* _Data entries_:
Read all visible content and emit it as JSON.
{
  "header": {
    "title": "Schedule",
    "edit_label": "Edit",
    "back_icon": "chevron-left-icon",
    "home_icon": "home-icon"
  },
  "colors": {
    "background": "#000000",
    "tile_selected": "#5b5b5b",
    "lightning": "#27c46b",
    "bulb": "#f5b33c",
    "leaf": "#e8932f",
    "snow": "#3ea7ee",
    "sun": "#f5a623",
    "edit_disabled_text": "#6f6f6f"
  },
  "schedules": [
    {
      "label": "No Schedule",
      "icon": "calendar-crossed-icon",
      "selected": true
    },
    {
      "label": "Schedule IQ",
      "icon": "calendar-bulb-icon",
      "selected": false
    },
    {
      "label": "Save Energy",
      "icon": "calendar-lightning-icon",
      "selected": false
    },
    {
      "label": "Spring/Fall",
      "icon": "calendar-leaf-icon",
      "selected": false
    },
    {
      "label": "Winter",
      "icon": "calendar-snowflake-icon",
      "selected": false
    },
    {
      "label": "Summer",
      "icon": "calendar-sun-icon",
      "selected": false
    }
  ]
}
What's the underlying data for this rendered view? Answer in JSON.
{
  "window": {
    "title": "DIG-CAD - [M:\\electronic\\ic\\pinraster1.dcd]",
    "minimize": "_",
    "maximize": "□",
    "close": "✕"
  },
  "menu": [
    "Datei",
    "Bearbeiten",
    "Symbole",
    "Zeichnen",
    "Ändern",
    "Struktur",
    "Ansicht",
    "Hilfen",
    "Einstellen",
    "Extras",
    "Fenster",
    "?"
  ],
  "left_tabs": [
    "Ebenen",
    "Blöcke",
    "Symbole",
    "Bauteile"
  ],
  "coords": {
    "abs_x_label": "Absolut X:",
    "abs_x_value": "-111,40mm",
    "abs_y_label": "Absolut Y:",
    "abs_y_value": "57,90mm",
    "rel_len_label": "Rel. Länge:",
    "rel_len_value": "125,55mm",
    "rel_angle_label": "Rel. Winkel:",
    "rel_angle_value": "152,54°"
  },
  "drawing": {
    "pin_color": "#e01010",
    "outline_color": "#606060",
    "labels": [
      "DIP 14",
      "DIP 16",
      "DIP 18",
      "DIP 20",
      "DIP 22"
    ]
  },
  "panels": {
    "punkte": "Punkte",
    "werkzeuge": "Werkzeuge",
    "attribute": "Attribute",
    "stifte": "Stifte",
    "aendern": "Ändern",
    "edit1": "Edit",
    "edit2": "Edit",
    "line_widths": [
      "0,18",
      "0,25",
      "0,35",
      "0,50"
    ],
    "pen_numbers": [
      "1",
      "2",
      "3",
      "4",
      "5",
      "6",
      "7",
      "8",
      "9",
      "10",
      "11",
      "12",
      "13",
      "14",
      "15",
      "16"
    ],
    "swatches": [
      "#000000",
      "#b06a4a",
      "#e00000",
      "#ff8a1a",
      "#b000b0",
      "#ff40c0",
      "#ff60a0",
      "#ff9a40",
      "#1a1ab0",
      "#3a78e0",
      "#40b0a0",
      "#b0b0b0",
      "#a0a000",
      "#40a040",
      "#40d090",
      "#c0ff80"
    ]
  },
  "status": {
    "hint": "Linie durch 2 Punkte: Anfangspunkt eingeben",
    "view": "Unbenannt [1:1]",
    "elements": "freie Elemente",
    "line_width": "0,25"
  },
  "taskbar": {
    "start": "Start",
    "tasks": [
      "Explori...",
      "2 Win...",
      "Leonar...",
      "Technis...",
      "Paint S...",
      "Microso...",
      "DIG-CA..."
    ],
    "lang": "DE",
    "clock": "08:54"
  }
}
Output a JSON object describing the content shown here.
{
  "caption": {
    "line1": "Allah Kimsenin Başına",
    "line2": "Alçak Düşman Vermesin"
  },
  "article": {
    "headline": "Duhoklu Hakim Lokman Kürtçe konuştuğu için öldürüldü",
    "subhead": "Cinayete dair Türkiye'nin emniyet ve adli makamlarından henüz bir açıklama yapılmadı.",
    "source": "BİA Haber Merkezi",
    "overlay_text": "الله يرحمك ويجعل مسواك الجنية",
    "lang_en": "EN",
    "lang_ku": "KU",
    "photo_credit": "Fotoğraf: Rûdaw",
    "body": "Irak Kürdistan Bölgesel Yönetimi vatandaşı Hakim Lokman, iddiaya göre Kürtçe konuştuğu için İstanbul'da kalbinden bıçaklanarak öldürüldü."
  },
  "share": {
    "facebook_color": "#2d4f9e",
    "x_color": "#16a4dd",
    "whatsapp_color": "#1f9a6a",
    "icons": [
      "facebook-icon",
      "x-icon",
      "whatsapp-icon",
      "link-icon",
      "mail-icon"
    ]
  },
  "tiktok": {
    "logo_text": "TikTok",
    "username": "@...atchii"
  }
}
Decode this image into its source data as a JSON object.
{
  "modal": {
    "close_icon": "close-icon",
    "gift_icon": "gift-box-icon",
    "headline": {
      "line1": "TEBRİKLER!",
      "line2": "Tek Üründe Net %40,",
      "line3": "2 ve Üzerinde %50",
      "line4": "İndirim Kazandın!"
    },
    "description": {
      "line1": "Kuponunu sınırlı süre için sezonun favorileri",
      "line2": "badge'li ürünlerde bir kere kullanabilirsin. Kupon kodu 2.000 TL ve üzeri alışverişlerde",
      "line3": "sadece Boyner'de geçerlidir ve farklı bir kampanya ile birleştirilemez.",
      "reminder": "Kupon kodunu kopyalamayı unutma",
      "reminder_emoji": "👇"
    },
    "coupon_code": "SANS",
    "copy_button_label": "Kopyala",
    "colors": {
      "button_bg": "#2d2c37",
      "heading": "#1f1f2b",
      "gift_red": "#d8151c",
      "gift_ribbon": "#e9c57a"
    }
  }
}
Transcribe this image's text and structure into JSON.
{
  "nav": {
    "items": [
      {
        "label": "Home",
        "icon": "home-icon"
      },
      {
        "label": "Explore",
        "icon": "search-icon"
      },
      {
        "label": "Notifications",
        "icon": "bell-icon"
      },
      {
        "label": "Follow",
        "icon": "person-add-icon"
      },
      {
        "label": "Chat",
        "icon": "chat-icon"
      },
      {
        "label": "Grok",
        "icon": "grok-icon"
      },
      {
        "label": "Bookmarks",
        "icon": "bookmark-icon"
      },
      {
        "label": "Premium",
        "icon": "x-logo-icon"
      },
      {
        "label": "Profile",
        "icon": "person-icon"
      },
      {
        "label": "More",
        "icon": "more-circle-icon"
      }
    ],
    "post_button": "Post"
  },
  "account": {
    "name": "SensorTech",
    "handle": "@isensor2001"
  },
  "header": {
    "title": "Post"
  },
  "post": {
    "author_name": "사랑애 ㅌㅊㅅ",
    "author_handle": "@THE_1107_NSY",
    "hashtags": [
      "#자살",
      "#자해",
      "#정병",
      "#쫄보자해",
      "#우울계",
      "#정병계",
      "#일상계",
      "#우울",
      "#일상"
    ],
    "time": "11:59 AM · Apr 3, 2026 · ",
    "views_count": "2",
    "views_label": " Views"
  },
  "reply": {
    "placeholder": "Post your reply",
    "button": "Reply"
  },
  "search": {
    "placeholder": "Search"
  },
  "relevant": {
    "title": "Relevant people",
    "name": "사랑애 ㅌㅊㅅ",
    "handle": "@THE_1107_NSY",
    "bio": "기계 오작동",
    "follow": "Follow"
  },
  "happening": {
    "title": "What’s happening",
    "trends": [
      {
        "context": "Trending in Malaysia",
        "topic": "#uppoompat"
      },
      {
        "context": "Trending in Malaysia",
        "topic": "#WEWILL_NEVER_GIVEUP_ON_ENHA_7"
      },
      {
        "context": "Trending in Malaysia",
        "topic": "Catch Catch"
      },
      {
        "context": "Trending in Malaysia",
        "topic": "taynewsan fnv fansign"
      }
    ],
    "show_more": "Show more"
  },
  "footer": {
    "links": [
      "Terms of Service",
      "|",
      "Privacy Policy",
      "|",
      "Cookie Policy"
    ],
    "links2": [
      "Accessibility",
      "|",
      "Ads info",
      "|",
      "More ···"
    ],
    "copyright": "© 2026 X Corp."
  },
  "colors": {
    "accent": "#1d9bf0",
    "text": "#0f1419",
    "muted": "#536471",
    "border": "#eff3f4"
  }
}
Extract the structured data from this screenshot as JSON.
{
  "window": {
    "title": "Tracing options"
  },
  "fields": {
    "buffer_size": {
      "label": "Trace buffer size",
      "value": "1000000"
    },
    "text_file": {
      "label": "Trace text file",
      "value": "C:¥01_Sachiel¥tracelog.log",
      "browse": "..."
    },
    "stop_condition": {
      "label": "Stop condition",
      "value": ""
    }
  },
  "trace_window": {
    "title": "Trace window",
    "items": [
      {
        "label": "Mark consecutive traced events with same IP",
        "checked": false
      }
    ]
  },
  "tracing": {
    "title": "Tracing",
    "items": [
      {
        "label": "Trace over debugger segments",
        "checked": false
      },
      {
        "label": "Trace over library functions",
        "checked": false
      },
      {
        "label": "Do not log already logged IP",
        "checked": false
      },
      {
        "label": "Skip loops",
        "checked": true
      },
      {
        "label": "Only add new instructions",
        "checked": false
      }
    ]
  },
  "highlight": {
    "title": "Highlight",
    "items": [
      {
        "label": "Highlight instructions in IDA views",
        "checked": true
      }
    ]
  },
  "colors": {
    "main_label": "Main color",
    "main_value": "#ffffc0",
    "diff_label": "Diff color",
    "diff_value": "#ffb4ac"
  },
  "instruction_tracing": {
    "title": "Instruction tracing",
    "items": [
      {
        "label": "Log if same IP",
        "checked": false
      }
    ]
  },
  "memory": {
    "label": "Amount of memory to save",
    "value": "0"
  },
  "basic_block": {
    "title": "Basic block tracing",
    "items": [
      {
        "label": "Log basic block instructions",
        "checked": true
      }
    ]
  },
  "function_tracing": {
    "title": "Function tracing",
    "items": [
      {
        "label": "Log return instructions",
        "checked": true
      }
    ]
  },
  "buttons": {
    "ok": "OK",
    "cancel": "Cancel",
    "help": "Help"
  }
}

* _Task statement_: Find the lines that include the string "topic", then copy each of them.

* _Written solution_:
        "topic": "#uppoompat"
        "topic": "#WEWILL_NEVER_GIVEUP_ON_ENHA_7"
        "topic": "Catch Catch"
        "topic": "taynewsan fnv fansign"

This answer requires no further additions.